== What needs to be done ==
Go through the lines below and copy each one that holds the string "source".

== Input ==
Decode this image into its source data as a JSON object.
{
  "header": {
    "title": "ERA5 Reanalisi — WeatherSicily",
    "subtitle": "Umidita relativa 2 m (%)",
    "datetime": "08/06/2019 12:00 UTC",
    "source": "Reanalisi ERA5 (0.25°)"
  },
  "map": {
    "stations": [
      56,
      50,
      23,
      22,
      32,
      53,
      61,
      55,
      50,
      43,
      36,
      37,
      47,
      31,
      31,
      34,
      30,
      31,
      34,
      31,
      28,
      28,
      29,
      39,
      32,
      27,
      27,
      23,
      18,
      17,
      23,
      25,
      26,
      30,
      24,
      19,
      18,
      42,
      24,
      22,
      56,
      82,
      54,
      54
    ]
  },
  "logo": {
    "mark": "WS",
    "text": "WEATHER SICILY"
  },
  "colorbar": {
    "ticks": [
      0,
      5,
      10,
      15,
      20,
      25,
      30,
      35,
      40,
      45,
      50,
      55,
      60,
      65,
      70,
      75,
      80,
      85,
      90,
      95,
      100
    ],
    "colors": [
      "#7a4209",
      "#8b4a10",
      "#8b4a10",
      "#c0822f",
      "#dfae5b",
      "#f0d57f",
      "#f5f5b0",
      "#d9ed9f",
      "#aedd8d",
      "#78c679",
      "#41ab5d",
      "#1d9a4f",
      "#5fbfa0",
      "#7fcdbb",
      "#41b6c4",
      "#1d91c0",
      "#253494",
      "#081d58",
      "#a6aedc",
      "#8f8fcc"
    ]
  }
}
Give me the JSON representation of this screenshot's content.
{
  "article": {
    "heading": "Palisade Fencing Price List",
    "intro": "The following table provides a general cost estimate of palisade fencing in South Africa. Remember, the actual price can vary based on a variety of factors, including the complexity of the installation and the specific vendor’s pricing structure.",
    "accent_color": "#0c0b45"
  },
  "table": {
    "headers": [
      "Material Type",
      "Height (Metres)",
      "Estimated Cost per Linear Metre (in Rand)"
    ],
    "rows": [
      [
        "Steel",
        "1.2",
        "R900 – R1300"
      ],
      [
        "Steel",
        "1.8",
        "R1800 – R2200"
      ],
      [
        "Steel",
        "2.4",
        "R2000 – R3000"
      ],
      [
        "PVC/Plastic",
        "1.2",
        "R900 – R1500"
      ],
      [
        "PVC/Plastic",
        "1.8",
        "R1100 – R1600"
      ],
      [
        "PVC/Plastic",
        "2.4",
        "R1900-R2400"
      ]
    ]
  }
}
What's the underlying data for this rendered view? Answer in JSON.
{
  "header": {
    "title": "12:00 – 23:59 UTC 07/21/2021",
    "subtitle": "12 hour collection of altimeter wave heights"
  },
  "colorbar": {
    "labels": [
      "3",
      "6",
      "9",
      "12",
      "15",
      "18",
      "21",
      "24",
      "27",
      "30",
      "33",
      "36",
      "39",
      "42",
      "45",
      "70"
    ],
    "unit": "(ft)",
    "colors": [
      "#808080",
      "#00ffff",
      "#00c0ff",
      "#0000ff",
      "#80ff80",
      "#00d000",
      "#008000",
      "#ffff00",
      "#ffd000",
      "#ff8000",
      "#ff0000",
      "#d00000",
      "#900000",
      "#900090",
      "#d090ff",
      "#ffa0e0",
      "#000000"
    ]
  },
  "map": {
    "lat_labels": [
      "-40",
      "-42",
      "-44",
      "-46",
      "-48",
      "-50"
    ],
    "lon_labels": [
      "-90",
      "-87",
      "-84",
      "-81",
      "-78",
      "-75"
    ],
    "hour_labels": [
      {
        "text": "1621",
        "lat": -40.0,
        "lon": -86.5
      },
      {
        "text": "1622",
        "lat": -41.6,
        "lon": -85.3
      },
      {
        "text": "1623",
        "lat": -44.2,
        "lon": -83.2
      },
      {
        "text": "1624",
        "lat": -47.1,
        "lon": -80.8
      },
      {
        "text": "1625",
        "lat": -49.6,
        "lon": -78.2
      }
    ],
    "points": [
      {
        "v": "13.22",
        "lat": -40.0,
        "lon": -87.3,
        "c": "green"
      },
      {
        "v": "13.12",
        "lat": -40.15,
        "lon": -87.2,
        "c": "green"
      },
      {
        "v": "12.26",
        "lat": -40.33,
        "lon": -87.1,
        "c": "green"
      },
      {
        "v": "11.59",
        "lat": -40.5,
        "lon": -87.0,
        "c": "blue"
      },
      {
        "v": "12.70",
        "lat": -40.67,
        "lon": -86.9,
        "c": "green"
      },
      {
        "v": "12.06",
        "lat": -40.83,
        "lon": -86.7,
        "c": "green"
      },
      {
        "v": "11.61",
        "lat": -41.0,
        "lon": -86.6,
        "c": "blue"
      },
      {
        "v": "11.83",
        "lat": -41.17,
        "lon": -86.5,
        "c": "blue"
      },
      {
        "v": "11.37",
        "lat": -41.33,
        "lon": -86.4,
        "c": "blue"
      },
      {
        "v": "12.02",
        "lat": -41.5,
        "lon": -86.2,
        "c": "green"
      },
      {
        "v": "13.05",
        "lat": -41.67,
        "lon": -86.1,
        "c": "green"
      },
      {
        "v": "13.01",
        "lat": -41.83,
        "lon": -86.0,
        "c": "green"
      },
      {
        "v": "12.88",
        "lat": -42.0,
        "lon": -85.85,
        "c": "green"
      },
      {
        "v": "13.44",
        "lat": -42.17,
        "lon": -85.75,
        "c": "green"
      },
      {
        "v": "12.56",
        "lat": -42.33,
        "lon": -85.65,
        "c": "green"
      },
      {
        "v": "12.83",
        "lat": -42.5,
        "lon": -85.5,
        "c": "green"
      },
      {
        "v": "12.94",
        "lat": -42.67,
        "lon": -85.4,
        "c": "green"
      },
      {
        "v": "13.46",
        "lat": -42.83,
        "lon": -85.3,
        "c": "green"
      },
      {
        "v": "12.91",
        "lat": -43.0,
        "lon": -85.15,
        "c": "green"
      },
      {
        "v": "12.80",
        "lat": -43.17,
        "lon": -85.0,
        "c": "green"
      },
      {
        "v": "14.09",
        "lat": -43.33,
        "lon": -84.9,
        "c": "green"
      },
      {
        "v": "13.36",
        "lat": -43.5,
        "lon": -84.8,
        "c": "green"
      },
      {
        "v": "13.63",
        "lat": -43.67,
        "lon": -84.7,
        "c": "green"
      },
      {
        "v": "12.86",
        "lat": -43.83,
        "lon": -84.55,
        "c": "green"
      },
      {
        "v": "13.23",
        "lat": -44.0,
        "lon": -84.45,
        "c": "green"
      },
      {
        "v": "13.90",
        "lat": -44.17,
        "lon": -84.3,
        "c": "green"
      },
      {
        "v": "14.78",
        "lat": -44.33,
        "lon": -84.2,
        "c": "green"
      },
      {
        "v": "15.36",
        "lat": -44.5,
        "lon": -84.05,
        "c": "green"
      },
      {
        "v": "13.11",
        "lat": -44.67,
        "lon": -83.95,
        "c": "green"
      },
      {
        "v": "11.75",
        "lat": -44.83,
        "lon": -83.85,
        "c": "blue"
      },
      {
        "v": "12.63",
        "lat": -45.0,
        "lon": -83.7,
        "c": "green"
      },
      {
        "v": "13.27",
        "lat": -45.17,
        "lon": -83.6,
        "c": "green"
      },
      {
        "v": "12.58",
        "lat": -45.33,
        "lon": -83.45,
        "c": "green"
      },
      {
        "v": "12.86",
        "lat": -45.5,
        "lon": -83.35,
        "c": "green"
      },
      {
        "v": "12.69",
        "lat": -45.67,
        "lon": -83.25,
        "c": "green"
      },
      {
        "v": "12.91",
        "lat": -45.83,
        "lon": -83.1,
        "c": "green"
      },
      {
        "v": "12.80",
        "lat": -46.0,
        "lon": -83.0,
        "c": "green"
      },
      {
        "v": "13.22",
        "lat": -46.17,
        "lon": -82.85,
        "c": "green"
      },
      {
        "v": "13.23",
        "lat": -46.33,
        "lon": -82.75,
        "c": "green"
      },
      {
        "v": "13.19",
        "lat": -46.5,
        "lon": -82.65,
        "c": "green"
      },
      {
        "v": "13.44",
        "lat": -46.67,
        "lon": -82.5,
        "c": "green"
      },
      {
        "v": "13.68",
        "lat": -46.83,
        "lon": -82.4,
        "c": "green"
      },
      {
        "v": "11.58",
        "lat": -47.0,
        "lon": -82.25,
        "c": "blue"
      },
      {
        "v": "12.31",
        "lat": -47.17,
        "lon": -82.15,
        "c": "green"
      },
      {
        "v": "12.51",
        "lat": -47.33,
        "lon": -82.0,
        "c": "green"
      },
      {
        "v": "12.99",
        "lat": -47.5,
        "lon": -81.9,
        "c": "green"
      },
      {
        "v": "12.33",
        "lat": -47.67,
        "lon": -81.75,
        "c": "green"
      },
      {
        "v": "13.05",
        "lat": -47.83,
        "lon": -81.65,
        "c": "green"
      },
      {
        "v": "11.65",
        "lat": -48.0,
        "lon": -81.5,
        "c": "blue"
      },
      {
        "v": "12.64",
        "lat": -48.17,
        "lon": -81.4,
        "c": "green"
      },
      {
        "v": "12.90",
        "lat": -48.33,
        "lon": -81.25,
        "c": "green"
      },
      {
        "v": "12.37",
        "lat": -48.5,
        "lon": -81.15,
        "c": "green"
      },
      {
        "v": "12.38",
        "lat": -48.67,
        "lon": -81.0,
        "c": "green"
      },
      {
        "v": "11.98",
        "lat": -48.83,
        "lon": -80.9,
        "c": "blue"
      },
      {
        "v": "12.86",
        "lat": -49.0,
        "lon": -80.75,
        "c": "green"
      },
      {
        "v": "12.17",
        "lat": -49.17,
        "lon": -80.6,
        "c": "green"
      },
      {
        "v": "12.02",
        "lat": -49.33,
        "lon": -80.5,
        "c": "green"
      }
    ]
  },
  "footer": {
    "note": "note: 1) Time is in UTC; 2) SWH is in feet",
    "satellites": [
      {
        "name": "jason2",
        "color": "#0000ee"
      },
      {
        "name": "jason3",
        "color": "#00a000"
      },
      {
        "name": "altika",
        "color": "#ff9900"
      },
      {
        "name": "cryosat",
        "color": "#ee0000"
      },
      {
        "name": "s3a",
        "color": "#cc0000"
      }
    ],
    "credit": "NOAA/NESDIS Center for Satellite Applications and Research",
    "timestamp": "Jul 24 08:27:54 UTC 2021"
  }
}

== Result of the task ==
Decode this image into its source data as a JSON object.
    "source": "Reanalisi ERA5 (0.25°)"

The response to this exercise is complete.